TASK TO CARRY OUT: A line counts if it contains the word "文本条目框" at least once. State how many such lines the records contain, giving the number alone.

Stored data
★ ★ ★
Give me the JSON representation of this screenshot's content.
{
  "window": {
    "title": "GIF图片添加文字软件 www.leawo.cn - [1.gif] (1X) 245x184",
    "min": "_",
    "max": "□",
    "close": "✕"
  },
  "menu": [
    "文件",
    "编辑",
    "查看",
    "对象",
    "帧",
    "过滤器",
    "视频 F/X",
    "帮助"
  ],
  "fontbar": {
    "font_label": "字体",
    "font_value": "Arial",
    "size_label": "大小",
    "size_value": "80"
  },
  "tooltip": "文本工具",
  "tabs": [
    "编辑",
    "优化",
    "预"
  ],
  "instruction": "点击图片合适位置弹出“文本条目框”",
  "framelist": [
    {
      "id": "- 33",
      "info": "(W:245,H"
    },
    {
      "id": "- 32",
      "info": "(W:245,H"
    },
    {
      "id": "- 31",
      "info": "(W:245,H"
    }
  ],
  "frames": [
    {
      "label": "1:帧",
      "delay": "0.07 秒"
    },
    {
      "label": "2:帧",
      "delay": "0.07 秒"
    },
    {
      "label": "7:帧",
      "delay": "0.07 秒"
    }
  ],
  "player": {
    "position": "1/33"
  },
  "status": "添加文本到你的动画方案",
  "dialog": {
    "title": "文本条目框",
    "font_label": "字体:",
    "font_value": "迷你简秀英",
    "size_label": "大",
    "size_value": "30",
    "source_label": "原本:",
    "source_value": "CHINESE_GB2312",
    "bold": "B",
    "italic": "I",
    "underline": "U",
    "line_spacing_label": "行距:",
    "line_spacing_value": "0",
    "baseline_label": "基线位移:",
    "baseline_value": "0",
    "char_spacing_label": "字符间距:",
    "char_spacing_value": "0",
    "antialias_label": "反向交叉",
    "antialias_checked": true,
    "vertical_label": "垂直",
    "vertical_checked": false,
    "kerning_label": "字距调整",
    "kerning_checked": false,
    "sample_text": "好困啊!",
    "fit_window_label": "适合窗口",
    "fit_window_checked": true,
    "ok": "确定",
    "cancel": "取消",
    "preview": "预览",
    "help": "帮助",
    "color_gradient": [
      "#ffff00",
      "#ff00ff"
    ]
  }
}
★ ★ ★
TASK ANSWER: 2